## BEGIN

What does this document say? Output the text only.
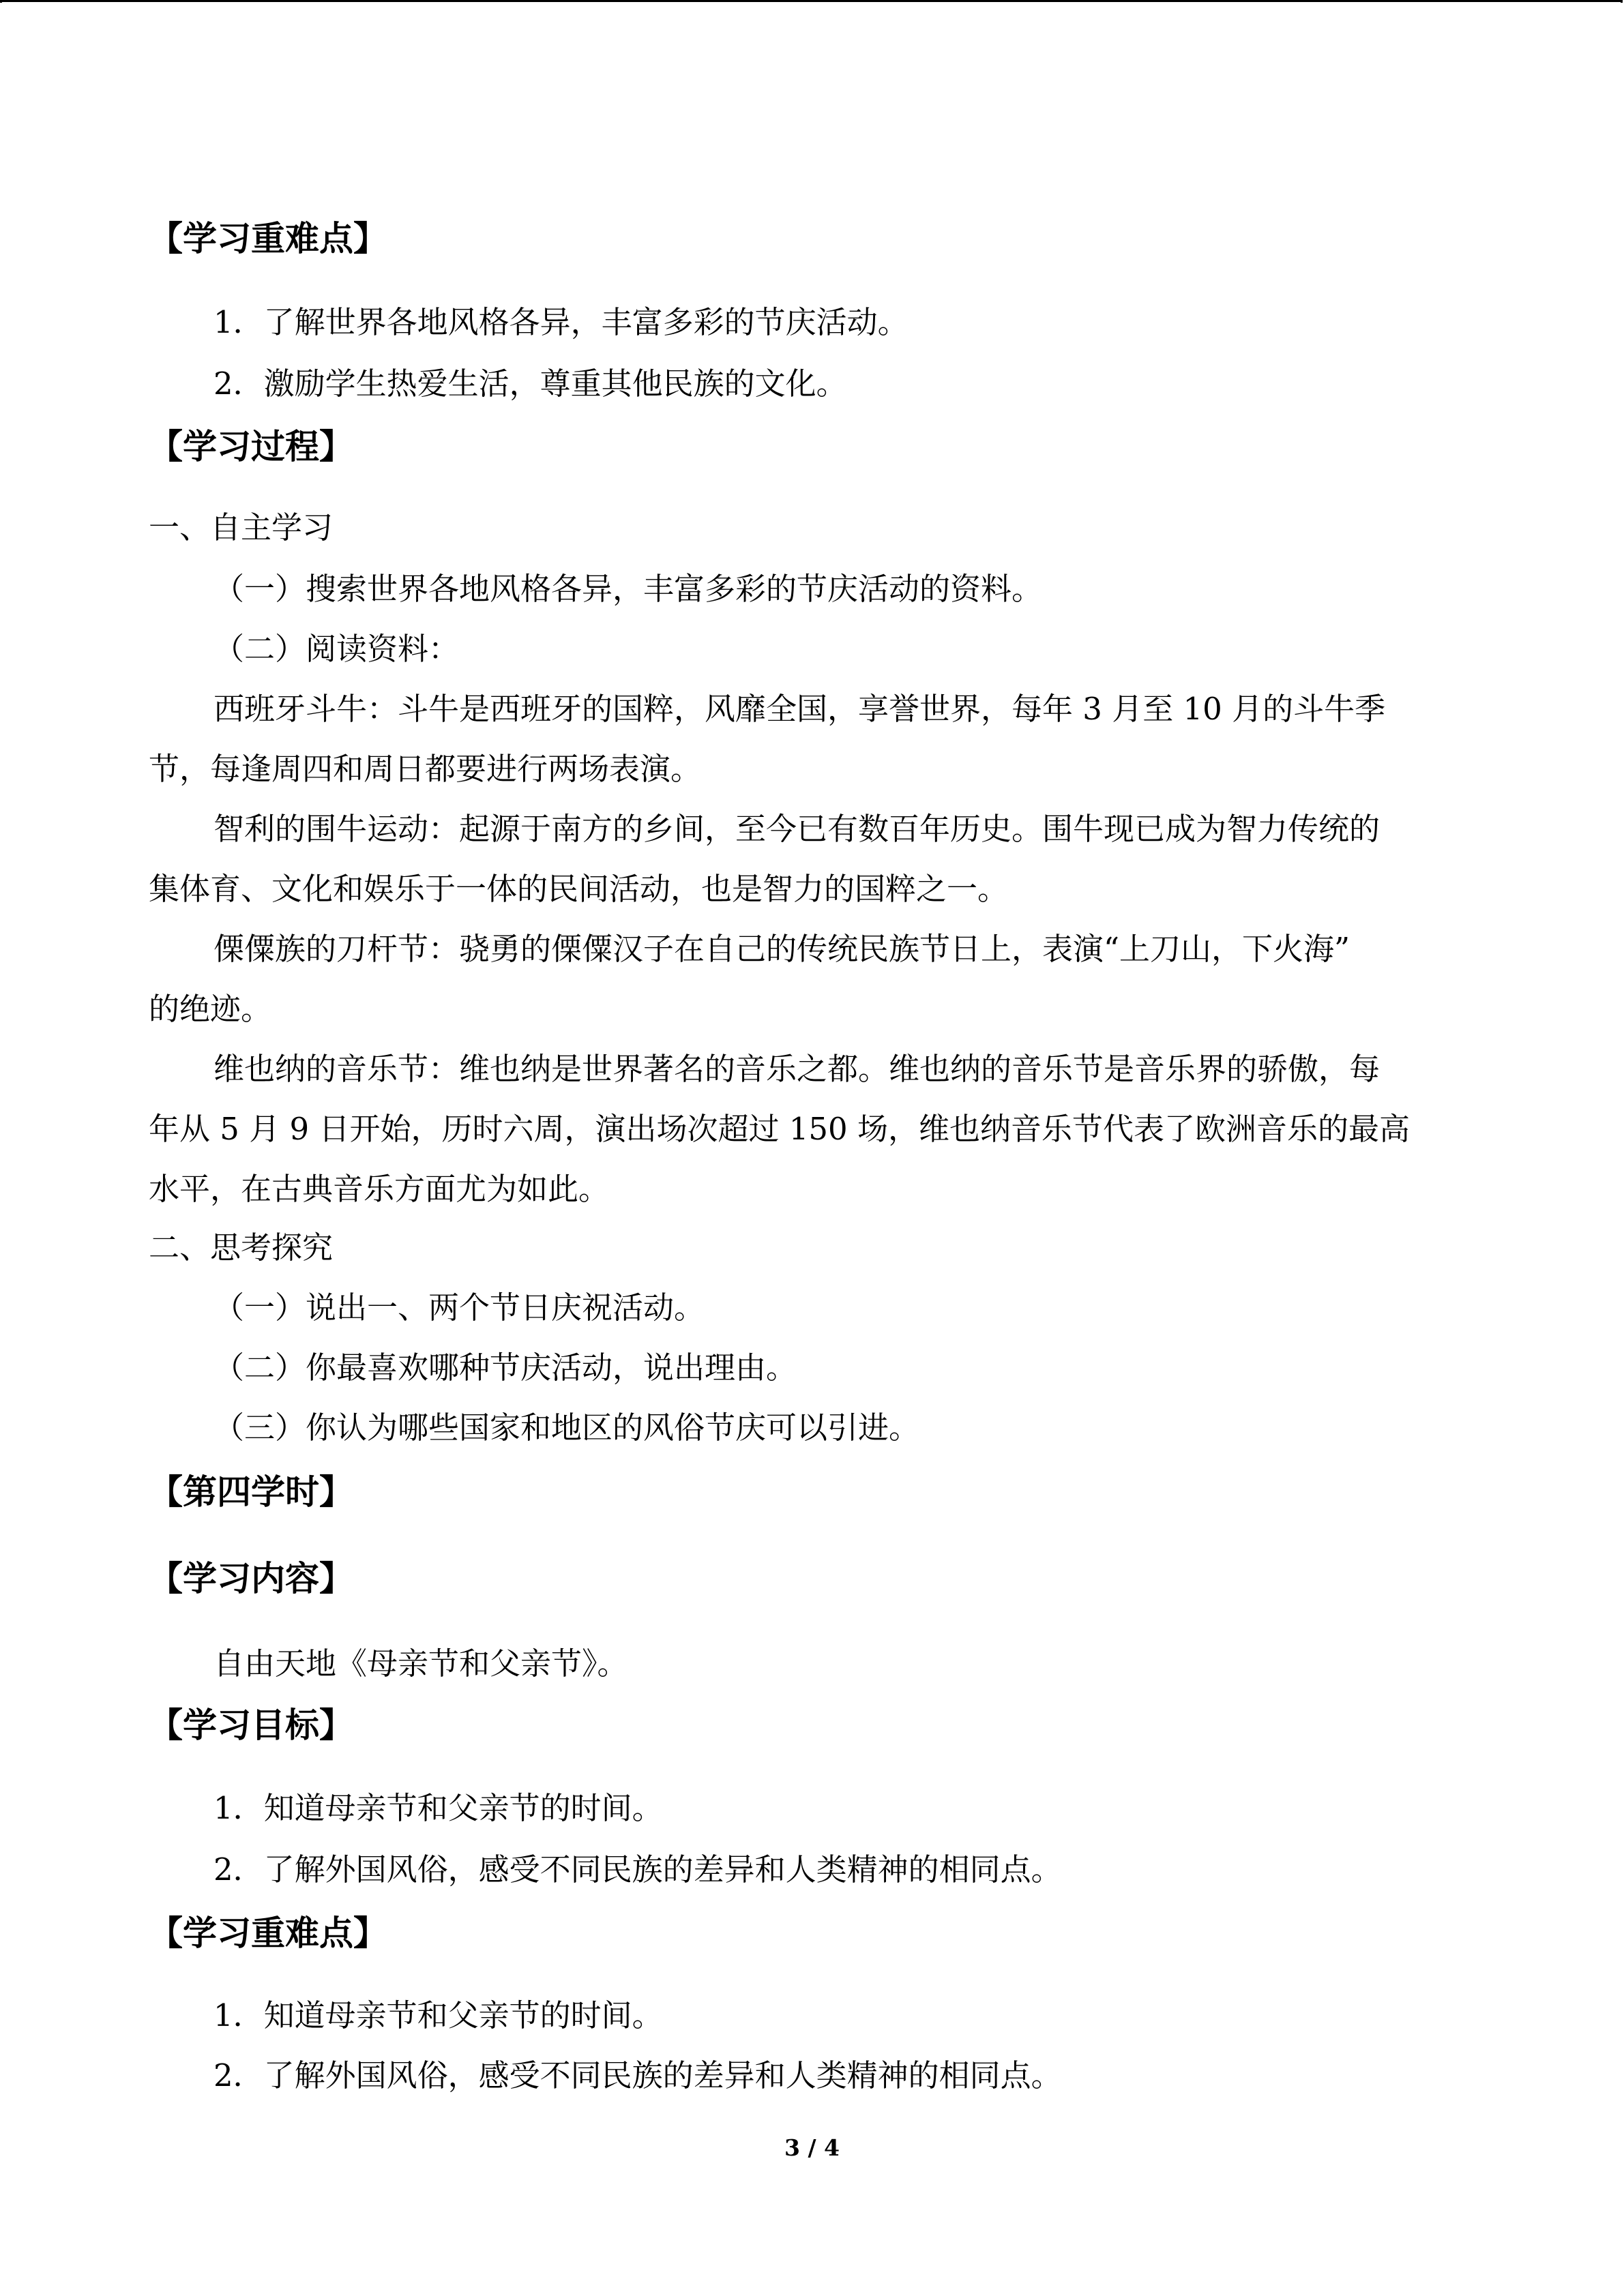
【学习重难点】
1．了解世界各地风格各异，丰富多彩的节庆活动。
2．激励学生热爱生活，尊重其他民族的文化。
【学习过程】
一、自主学习
（一）搜索世界各地风格各异，丰富多彩的节庆活动的资料。
（二）阅读资料：
西班牙斗牛：斗牛是西班牙的国粹，风靡全国，享誉世界，每年 3 月至 10 月的斗牛季
节，每逢周四和周日都要进行两场表演。
智利的围牛运动：起源于南方的乡间，至今已有数百年历史。围牛现已成为智力传统的
集体育、文化和娱乐于一体的民间活动，也是智力的国粹之一。
傈僳族的刀杆节：骁勇的傈僳汉子在自己的传统民族节日上，表演“上刀山，下火海”
的绝迹。
维也纳的音乐节：维也纳是世界著名的音乐之都。维也纳的音乐节是音乐界的骄傲，每
年从 5 月 9 日开始，历时六周，演出场次超过 150 场，维也纳音乐节代表了欧洲音乐的最高
水平，在古典音乐方面尤为如此。
二、思考探究
（一）说出一、两个节日庆祝活动。
（二）你最喜欢哪种节庆活动，说出理由。
（三）你认为哪些国家和地区的风俗节庆可以引进。
【第四学时】
【学习内容】
自由天地《母亲节和父亲节》。
【学习目标】
1．知道母亲节和父亲节的时间。
2．了解外国风俗，感受不同民族的差异和人类精神的相同点。
【学习重难点】
1．知道母亲节和父亲节的时间。
2．了解外国风俗，感受不同民族的差异和人类精神的相同点。
3 / 4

## END

REQUEST:
Reproduce the material above verbatim; omit every picture.

OUTPUT FOR THIS EXERCISE:
What does this document say? Output the text only.
【学习重难点】
1．了解世界各地风格各异，丰富多彩的节庆活动。
2．激励学生热爱生活，尊重其他民族的文化。
【学习过程】
一、自主学习
（一）搜索世界各地风格各异，丰富多彩的节庆活动的资料。
（二）阅读资料：
西班牙斗牛：斗牛是西班牙的国粹，风靡全国，享誉世界，每年 3 月至 10 月的斗牛季
节，每逢周四和周日都要进行两场表演。
智利的围牛运动：起源于南方的乡间，至今已有数百年历史。围牛现已成为智力传统的
集体育、文化和娱乐于一体的民间活动，也是智力的国粹之一。
傈僳族的刀杆节：骁勇的傈僳汉子在自己的传统民族节日上，表演“上刀山，下火海”
的绝迹。
维也纳的音乐节：维也纳是世界著名的音乐之都。维也纳的音乐节是音乐界的骄傲，每
年从 5 月 9 日开始，历时六周，演出场次超过 150 场，维也纳音乐节代表了欧洲音乐的最高
水平，在古典音乐方面尤为如此。
二、思考探究
（一）说出一、两个节日庆祝活动。
（二）你最喜欢哪种节庆活动，说出理由。
（三）你认为哪些国家和地区的风俗节庆可以引进。
【第四学时】
【学习内容】
自由天地《母亲节和父亲节》。
【学习目标】
1．知道母亲节和父亲节的时间。
2．了解外国风俗，感受不同民族的差异和人类精神的相同点。
【学习重难点】
1．知道母亲节和父亲节的时间。
2．了解外国风俗，感受不同民族的差异和人类精神的相同点。
3 / 4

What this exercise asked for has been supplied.